Extract every line that contains the string "qualificado".

# start of INPUT MATERIAL

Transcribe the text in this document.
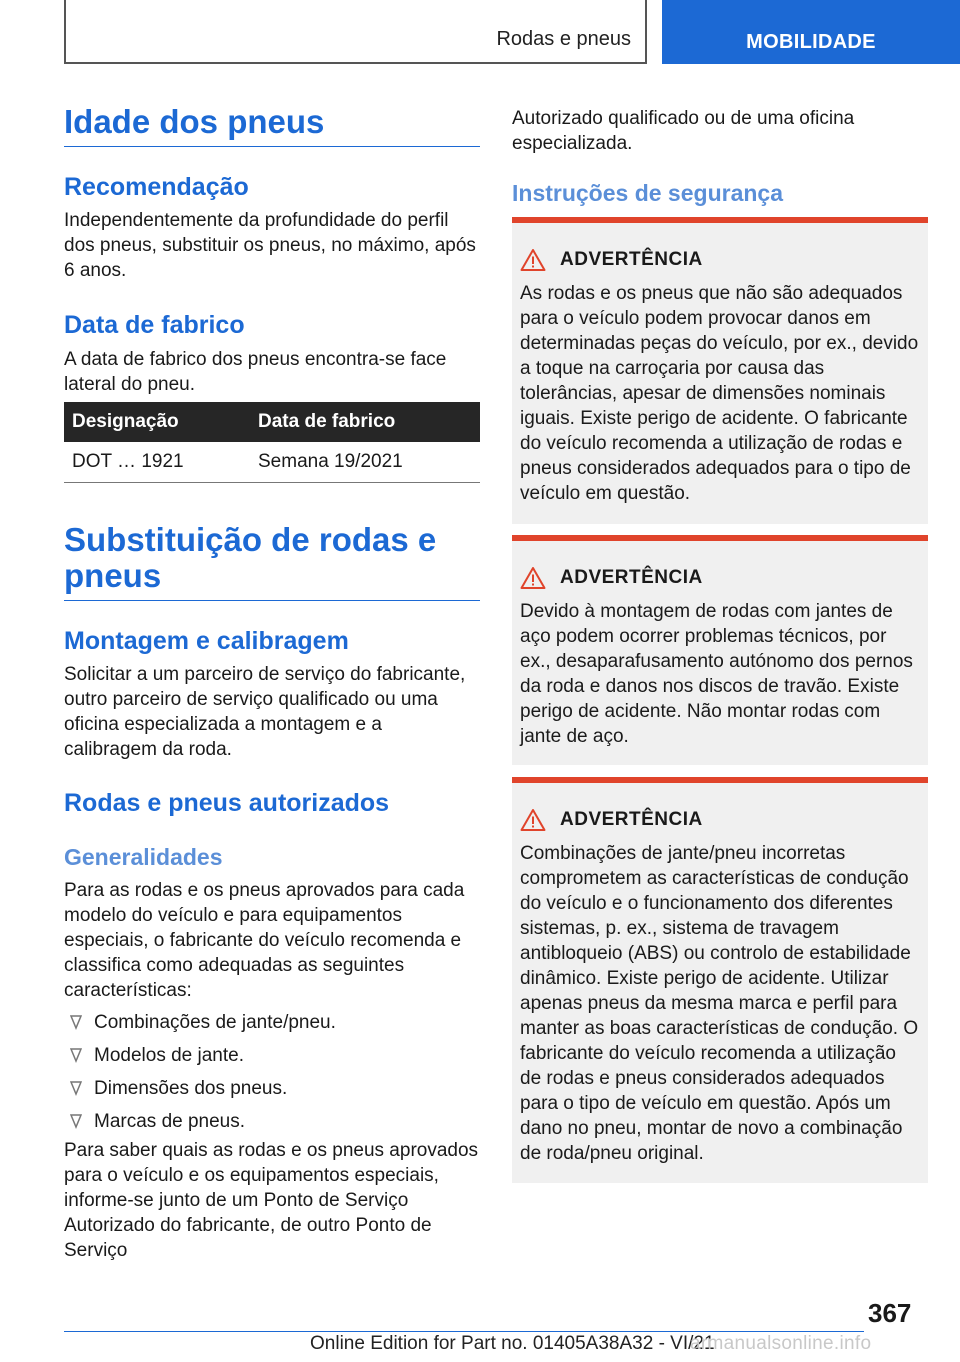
Rodas e pneus	MOBILIDADE
Idade dos pneus
Recomendação

Independentemente da profundidade do perfil dos pneus, substituir os pneus, no máximo, após 6 anos.

Data de fabrico

A data de fabrico dos pneus encontra-se face lateral do pneu.

Designação	Data de fabrico
DOT … 1921	Semana 19/2021
Substituição de rodas e pneus
Montagem e calibragem

Solicitar a um parceiro de serviço do fabricante, outro parceiro de serviço qualificado ou uma oficina especializada a montagem e a calibragem da roda.

Rodas e pneus autorizados
Generalidades

Para as rodas e os pneus aprovados para cada modelo do veículo e para equipamentos especiais, o fabricante do veículo recomenda e classifica como adequadas as seguintes características:

Combinações de jante/pneu.
Modelos de jante.
Dimensões dos pneus.
Marcas de pneus.

Para saber quais as rodas e os pneus aprovados para o veículo e os equipamentos especiais, informe-se junto de um Ponto de Serviço Autorizado do fabricante, de outro Ponto de Serviço

Autorizado qualificado ou de uma oficina especializada.

Instruções de segurança
ADVERTÊNCIA

As rodas e os pneus que não são adequados para o veículo podem provocar danos em determinadas peças do veículo, por ex., devido a toque na carroçaria por causa das tolerâncias, apesar de dimensões nominais iguais. Existe perigo de acidente. O fabricante do veículo recomenda a utilização de rodas e pneus considerados adequados para o tipo de veículo em questão.

ADVERTÊNCIA

Devido à montagem de rodas com jantes de aço podem ocorrer problemas técnicos, por ex., desaparafusamento autónomo dos pernos da roda e danos nos discos de travão. Existe perigo de acidente. Não montar rodas com jante de aço.

ADVERTÊNCIA

Combinações de jante/pneu incorretas comprometem as características de condução do veículo e o funcionamento dos diferentes sistemas, p. ex., sistema de travagem antibloqueio (ABS) ou controlo de estabilidade dinâmico. Existe perigo de acidente. Utilizar apenas pneus da mesma marca e perfil para manter as boas características de condução. O fabricante do veículo recomenda a utilização de rodas e pneus considerados adequados para o tipo de veículo em questão. Após um dano no pneu, montar de novo a combinação de roda/pneu original.

367
Online Edition for Part no. 01405A38A32 - VI/21
armanualsonline.info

# end of INPUT MATERIAL

▶ _RESULT_
Solicitar a um parceiro de serviço do fabricante, outro parceiro de serviço qualificado ou uma oficina especializada a montagem e a calibragem da roda.
Autorizado qualificado ou de uma oficina especializada.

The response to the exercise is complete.